- _WHAT IS ASKED_: Find the number of lines containing the string "this" in the data. Answer with the number by itself.

* start DATA FOR PROCESSING *

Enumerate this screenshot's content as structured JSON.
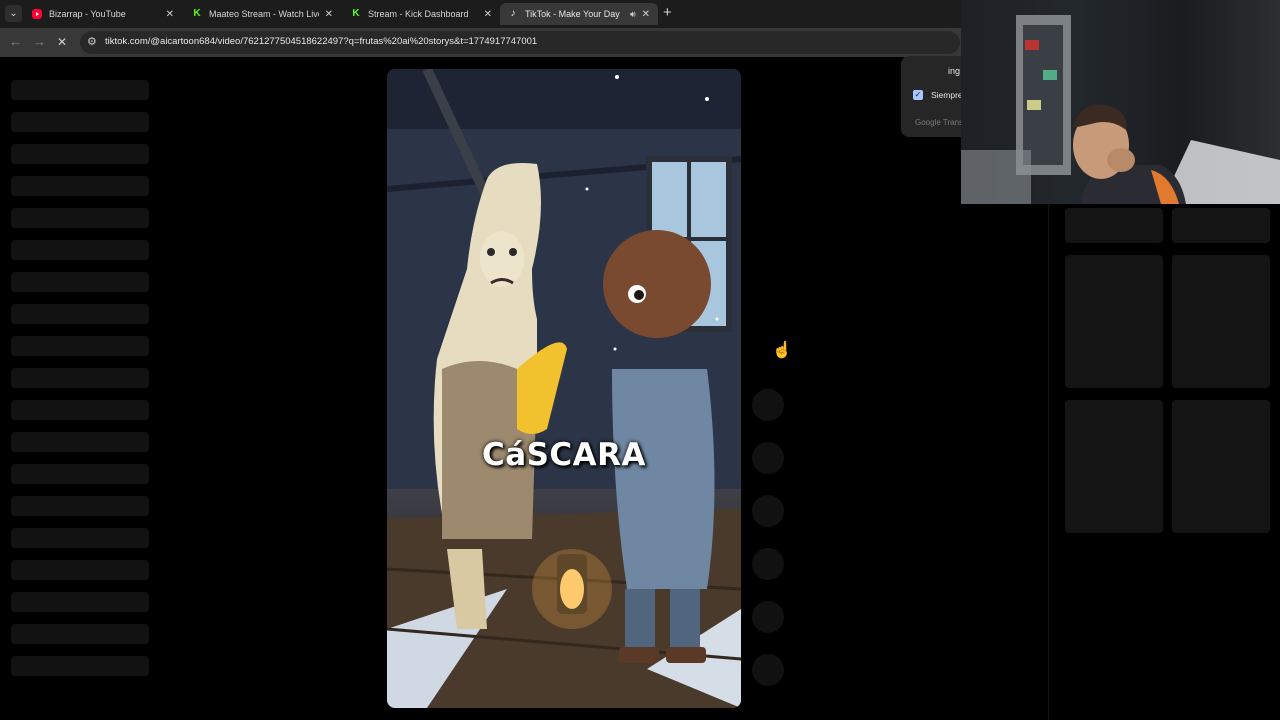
{
  "browser": {
    "tabs": [
      {
        "title": "Bizarrap - YouTube",
        "favicon": "youtube-icon",
        "active": false
      },
      {
        "title": "Maateo Stream - Watch Live on",
        "favicon": "kick-icon",
        "active": false
      },
      {
        "title": "Stream - Kick Dashboard",
        "favicon": "kick-icon",
        "active": false
      },
      {
        "title": "TikTok - Make Your Day",
        "favicon": "tiktok-icon",
        "active": true
      }
    ],
    "url": "tiktok.com/@aicartoon684/video/7621277504518622497?q=frutas%20ai%20storys&t=1774917747001"
  },
  "video": {
    "caption": "CáSCARA"
  },
  "translate_popup": {
    "lang_fragment": "ing",
    "checkbox_label": "Siempre",
    "checked": true,
    "footer": "Google Trans"
  },
  "colors": {
    "tab_strip": "#1c1c1c",
    "toolbar": "#383838",
    "page_bg": "#000000",
    "skeleton": "#121212",
    "youtube": "#ff0033",
    "kick": "#53fc18"
  }
}
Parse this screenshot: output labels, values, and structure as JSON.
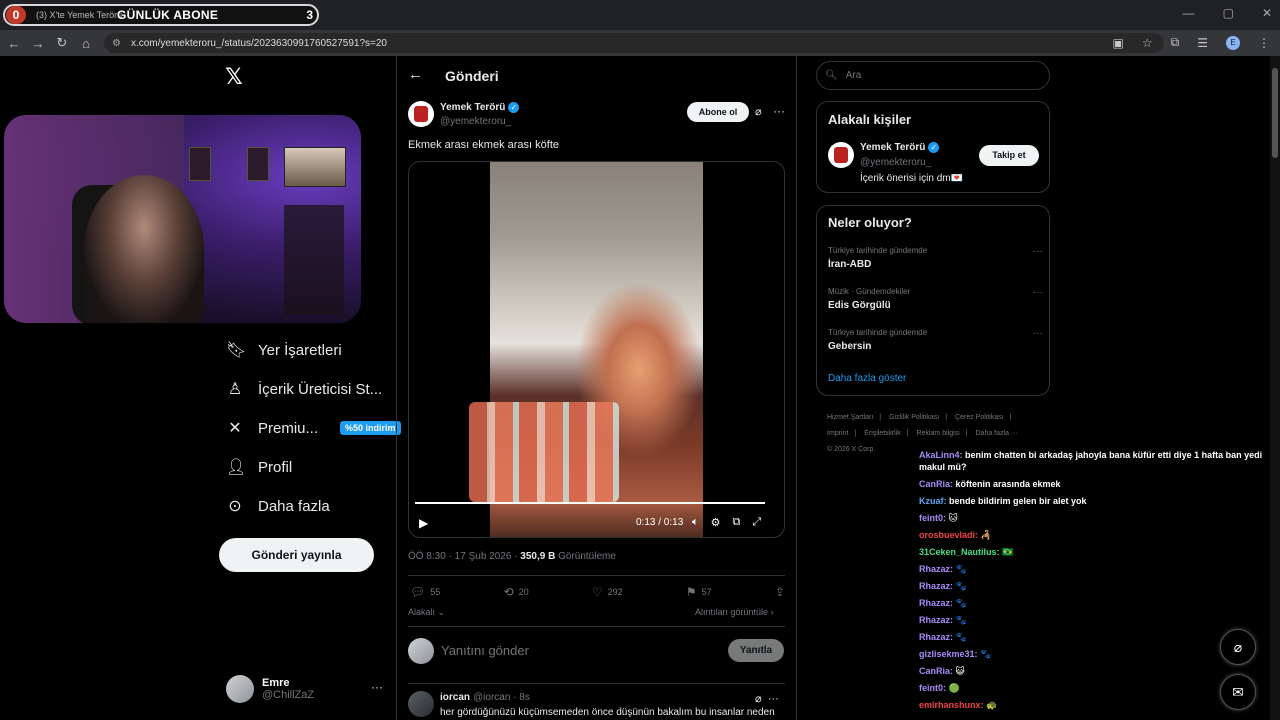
{
  "browser": {
    "tab_title": "(3) X'te Yemek Terörü",
    "overlay_banner": "GÜNLÜK ABONE",
    "overlay_count_left": "0",
    "overlay_count_right": "3",
    "url": "x.com/yemekteroru_/status/2023630991760527591?s=20",
    "profile_initial": "E"
  },
  "nav": {
    "items": [
      {
        "label": "Yer İşaretleri",
        "icon": "bookmark-icon"
      },
      {
        "label": "İçerik Üreticisi St...",
        "icon": "creator-studio-icon"
      },
      {
        "label": "Premiu...",
        "icon": "x-premium-icon",
        "badge": "%50 indirim"
      },
      {
        "label": "Profil",
        "icon": "profile-icon"
      },
      {
        "label": "Daha fazla",
        "icon": "more-circle-icon"
      }
    ],
    "post_button": "Gönderi yayınla",
    "me": {
      "name": "Emre",
      "handle": "@ChillZaZ"
    }
  },
  "post": {
    "page_title": "Gönderi",
    "author_name": "Yemek Terörü",
    "author_handle": "@yemekteroru_",
    "subscribe": "Abone ol",
    "text": "Ekmek arası ekmek arası köfte",
    "video_time": "0:13 / 0:13",
    "video_progress": 1.0,
    "meta_time": "ÖÖ 8:30 · 17 Şub 2026 · ",
    "views": "350,9 B",
    "views_label": " Görüntüleme",
    "stats": {
      "replies": "55",
      "reposts": "20",
      "likes": "292",
      "bookmarks": "57"
    },
    "related": "Alakalı",
    "quotes": "Alıntıları görüntüle",
    "reply_placeholder": "Yanıtını gönder",
    "reply_button": "Yanıtla"
  },
  "comment": {
    "name": "iorcan",
    "handle": "@iorcan",
    "time": "· 8s",
    "text": "her gördüğünüzü küçümsemeden önce düşünün bakalım bu insanlar neden"
  },
  "sidebar": {
    "search_placeholder": "Ara",
    "related_title": "Alakalı kişiler",
    "related_person": {
      "name": "Yemek Terörü",
      "handle": "@yemekteroru_",
      "bio": "İçerik önerisi için dm💌",
      "follow": "Takip et"
    },
    "trends_title": "Neler oluyor?",
    "trends": [
      {
        "context": "Türkiye tarihinde gündemde",
        "name": "İran-ABD"
      },
      {
        "context": "Müzik · Gündemdekiler",
        "name": "Edis Görgülü"
      },
      {
        "context": "Türkiye tarihinde gündemde",
        "name": "Gebersin"
      }
    ],
    "show_more": "Daha fazla göster",
    "footer": [
      "Hizmet Şartları",
      "|",
      "Gizlilik Politikası",
      "|",
      "Çerez Politikası",
      "|",
      "Imprint",
      "|",
      "Erişilebilirlik",
      "|",
      "Reklam bilgisi",
      "|",
      "Daha fazla ···",
      "© 2026 X Corp."
    ]
  },
  "chat": [
    {
      "user": "AkaLinn4:",
      "text": " benim chatten bi arkadaş jahoyla bana küfür etti diye 1 hafta ban yedi makul mü?",
      "color": "u-p"
    },
    {
      "user": "CanRia:",
      "text": " köftenin arasında ekmek",
      "color": "u-p"
    },
    {
      "user": "Kzuaf:",
      "text": " bende bildirim gelen bir alet yok",
      "color": "u-b"
    },
    {
      "user": "feint0:",
      "text": " 🐱",
      "color": "u-p"
    },
    {
      "user": "orosbuevladi:",
      "text": " 🦂",
      "color": "u-r"
    },
    {
      "user": "31Ceken_Nautilus:",
      "text": " 🇧🇷",
      "color": "u-g"
    },
    {
      "user": "Rhazaz:",
      "text": " 🐾",
      "color": "u-p"
    },
    {
      "user": "Rhazaz:",
      "text": " 🐾",
      "color": "u-p"
    },
    {
      "user": "Rhazaz:",
      "text": " 🐾",
      "color": "u-p"
    },
    {
      "user": "Rhazaz:",
      "text": " 🐾",
      "color": "u-p"
    },
    {
      "user": "Rhazaz:",
      "text": " 🐾",
      "color": "u-p"
    },
    {
      "user": "gizlisekme31:",
      "text": " 🐾",
      "color": "u-p"
    },
    {
      "user": "CanRia:",
      "text": " 😺",
      "color": "u-p"
    },
    {
      "user": "feint0:",
      "text": " 🟢",
      "color": "u-p"
    },
    {
      "user": "emirhanshunx:",
      "text": " 🐢",
      "color": "u-r"
    }
  ],
  "colors": {
    "accent": "#1d9bf0",
    "bg": "#000000",
    "border": "#2f3336",
    "muted": "#71767b"
  }
}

* end DATA FOR PROCESSING *

- _RESPONSE_: 2